_Written instruction_
Quote the stretch of items from the start through the line containing "priority-cell[interactable]: Blocker bbox=[487, 526, 549, 536]", both ends included, word for word.

### Records for the task

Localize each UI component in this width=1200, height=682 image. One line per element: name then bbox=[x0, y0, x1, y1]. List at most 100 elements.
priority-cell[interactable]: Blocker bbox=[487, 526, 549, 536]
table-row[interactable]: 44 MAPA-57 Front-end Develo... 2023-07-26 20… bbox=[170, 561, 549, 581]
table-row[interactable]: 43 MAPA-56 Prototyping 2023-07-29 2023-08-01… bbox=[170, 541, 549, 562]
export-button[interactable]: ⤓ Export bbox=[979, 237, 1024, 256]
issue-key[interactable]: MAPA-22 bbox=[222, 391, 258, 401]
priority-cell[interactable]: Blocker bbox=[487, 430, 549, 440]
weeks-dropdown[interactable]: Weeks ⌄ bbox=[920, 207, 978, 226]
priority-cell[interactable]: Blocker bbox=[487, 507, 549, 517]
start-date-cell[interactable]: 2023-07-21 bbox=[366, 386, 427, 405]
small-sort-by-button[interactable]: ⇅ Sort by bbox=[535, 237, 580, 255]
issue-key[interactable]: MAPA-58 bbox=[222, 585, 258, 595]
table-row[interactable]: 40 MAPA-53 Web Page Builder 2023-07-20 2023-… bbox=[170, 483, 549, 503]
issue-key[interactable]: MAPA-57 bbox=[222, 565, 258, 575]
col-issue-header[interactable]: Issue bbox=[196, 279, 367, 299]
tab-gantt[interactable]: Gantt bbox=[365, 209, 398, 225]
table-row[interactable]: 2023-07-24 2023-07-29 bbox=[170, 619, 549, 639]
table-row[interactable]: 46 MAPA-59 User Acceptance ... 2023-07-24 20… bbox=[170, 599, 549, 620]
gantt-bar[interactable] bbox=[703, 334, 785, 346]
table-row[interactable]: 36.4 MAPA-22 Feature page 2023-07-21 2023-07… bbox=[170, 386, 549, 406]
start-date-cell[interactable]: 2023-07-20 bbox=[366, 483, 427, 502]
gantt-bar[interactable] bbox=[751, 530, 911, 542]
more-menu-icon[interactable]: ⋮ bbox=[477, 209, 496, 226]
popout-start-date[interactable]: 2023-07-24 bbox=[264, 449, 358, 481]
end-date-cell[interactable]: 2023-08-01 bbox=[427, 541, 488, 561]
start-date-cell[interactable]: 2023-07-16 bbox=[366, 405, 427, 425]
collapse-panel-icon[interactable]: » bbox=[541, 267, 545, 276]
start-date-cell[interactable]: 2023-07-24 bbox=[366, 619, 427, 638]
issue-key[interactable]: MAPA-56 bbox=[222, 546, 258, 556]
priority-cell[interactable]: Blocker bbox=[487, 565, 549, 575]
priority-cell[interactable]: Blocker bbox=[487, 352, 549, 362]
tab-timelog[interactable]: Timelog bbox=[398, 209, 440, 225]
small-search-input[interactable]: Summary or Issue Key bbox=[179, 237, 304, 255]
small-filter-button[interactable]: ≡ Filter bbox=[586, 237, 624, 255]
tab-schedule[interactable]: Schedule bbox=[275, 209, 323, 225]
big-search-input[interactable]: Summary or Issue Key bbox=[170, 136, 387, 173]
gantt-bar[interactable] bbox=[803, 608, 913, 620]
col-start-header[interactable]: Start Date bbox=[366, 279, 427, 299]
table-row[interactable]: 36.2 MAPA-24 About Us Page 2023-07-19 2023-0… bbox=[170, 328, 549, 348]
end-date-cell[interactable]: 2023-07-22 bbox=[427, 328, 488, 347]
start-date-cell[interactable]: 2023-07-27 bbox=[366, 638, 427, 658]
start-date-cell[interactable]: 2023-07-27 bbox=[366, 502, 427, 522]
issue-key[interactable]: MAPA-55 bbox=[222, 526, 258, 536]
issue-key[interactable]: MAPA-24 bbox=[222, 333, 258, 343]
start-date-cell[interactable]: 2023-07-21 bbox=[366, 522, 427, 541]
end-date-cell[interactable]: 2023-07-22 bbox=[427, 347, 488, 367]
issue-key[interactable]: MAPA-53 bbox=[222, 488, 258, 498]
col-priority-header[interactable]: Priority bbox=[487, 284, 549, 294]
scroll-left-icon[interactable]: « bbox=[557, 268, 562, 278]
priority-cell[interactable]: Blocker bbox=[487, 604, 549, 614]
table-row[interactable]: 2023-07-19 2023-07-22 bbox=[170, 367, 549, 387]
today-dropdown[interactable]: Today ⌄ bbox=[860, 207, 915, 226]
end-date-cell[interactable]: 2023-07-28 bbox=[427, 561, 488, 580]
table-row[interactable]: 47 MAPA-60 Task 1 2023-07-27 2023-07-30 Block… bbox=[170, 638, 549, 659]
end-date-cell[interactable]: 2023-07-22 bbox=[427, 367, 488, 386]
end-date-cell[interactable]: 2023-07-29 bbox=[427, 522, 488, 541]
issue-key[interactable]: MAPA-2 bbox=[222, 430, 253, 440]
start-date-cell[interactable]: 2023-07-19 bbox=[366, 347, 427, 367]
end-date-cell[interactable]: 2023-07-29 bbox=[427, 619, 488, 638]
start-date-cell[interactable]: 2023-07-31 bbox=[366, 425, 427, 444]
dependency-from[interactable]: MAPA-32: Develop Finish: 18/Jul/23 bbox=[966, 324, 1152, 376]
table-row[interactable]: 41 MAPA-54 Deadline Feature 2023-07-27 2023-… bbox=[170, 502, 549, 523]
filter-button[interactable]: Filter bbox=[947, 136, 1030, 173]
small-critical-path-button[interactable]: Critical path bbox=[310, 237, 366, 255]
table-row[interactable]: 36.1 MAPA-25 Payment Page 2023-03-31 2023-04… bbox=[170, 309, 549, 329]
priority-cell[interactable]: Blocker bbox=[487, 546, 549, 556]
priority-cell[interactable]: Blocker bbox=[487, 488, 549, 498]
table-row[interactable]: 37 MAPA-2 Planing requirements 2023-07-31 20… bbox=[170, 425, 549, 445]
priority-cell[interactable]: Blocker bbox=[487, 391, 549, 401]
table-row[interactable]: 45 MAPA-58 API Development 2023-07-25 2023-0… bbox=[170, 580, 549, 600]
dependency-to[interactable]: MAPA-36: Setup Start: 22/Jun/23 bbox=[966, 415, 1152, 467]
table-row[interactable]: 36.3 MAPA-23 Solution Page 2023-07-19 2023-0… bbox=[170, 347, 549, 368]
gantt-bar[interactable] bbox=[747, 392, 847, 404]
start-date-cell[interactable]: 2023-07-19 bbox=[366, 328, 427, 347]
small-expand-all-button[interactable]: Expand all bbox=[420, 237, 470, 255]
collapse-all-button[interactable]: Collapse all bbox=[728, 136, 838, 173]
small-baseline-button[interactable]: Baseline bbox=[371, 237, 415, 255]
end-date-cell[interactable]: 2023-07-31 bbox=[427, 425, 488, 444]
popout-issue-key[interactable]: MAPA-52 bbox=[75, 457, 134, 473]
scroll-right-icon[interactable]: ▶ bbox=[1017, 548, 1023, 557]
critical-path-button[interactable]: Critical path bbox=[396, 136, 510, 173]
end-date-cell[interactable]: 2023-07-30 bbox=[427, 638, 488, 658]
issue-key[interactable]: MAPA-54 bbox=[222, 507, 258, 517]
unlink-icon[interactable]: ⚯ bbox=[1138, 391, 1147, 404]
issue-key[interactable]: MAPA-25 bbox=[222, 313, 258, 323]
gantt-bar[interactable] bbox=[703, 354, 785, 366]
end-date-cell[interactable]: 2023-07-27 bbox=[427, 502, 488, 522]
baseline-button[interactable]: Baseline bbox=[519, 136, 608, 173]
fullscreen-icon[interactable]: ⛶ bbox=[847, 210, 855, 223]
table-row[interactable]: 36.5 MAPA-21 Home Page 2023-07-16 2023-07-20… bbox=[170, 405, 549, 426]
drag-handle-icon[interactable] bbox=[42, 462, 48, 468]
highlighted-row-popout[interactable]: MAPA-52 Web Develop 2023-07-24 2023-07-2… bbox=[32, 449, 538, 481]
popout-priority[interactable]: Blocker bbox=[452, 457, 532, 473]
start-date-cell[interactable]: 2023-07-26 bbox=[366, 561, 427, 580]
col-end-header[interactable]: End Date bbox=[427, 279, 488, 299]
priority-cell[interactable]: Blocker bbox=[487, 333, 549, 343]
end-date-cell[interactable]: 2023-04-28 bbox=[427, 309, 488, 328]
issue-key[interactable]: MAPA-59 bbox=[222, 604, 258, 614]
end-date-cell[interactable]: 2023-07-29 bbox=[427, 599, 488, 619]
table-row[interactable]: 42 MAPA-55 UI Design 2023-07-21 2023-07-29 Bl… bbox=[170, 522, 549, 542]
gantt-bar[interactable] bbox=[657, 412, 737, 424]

######

_Answer to this task_
Localize each UI component in this width=1200, height=682 image. One line per element: name then bbox=[x0, y0, x1, y1]. List at most 100 elements.
priority-cell[interactable]: Blocker bbox=[487, 526, 549, 536]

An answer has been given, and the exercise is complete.